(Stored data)

================

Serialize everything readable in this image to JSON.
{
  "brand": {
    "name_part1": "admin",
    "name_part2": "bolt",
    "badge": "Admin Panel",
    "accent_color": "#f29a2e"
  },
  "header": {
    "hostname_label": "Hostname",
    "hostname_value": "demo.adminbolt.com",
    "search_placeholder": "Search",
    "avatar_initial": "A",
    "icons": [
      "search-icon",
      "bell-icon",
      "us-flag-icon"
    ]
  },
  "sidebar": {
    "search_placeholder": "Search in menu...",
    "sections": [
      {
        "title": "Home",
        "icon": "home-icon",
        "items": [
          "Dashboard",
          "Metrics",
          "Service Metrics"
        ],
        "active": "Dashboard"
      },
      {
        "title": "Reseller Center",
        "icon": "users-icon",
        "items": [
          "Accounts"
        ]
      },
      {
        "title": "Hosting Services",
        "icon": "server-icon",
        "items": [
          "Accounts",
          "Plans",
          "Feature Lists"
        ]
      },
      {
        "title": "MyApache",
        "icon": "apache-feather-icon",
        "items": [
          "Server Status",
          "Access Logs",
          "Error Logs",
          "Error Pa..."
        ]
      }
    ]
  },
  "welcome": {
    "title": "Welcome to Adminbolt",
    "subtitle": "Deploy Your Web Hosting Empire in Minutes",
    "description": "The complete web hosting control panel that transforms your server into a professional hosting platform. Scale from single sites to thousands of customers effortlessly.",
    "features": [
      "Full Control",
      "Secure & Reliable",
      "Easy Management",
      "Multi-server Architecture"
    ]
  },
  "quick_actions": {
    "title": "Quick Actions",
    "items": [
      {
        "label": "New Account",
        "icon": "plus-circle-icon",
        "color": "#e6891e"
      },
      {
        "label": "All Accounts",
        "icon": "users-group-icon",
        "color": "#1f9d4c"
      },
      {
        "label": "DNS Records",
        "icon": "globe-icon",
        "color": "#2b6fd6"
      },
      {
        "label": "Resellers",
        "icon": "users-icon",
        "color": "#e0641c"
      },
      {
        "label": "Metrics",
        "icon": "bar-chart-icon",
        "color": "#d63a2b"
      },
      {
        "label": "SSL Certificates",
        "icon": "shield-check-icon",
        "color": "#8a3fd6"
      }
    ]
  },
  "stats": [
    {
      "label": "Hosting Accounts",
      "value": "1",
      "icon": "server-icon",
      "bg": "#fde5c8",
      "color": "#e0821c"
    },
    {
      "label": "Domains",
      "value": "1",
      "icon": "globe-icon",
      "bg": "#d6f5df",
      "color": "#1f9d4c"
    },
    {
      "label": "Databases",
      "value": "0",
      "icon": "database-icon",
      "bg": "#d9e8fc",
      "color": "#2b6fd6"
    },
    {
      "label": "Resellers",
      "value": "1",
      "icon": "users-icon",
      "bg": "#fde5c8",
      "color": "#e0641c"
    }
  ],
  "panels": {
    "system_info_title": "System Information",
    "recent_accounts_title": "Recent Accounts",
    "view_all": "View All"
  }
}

================

* **GOAL**: Write out every record, exactly as written.

* **THE SOLUTION**:
Serialize everything readable in this image to JSON.
{
  "brand": {
    "name_part1": "admin",
    "name_part2": "bolt",
    "badge": "Admin Panel",
    "accent_color": "#f29a2e"
  },
  "header": {
    "hostname_label": "Hostname",
    "hostname_value": "demo.adminbolt.com",
    "search_placeholder": "Search",
    "avatar_initial": "A",
    "icons": [
      "search-icon",
      "bell-icon",
      "us-flag-icon"
    ]
  },
  "sidebar": {
    "search_placeholder": "Search in menu...",
    "sections": [
      {
        "title": "Home",
        "icon": "home-icon",
        "items": [
          "Dashboard",
          "Metrics",
          "Service Metrics"
        ],
        "active": "Dashboard"
      },
      {
        "title": "Reseller Center",
        "icon": "users-icon",
        "items": [
          "Accounts"
        ]
      },
      {
        "title": "Hosting Services",
        "icon": "server-icon",
        "items": [
          "Accounts",
          "Plans",
          "Feature Lists"
        ]
      },
      {
        "title": "MyApache",
        "icon": "apache-feather-icon",
        "items": [
          "Server Status",
          "Access Logs",
          "Error Logs",
          "Error Pa..."
        ]
      }
    ]
  },
  "welcome": {
    "title": "Welcome to Adminbolt",
    "subtitle": "Deploy Your Web Hosting Empire in Minutes",
    "description": "The complete web hosting control panel that transforms your server into a professional hosting platform. Scale from single sites to thousands of customers effortlessly.",
    "features": [
      "Full Control",
      "Secure & Reliable",
      "Easy Management",
      "Multi-server Architecture"
    ]
  },
  "quick_actions": {
    "title": "Quick Actions",
    "items": [
      {
        "label": "New Account",
        "icon": "plus-circle-icon",
        "color": "#e6891e"
      },
      {
        "label": "All Accounts",
        "icon": "users-group-icon",
        "color": "#1f9d4c"
      },
      {
        "label": "DNS Records",
        "icon": "globe-icon",
        "color": "#2b6fd6"
      },
      {
        "label": "Resellers",
        "icon": "users-icon",
        "color": "#e0641c"
      },
      {
        "label": "Metrics",
        "icon": "bar-chart-icon",
        "color": "#d63a2b"
      },
      {
        "label": "SSL Certificates",
        "icon": "shield-check-icon",
        "color": "#8a3fd6"
      }
    ]
  },
  "stats": [
    {
      "label": "Hosting Accounts",
      "value": "1",
      "icon": "server-icon",
      "bg": "#fde5c8",
      "color": "#e0821c"
    },
    {
      "label": "Domains",
      "value": "1",
      "icon": "globe-icon",
      "bg": "#d6f5df",
      "color": "#1f9d4c"
    },
    {
      "label": "Databases",
      "value": "0",
      "icon": "database-icon",
      "bg": "#d9e8fc",
      "color": "#2b6fd6"
    },
    {
      "label": "Resellers",
      "value": "1",
      "icon": "users-icon",
      "bg": "#fde5c8",
      "color": "#e0641c"
    }
  ],
  "panels": {
    "system_info_title": "System Information",
    "recent_accounts_title": "Recent Accounts",
    "view_all": "View All"
  }
}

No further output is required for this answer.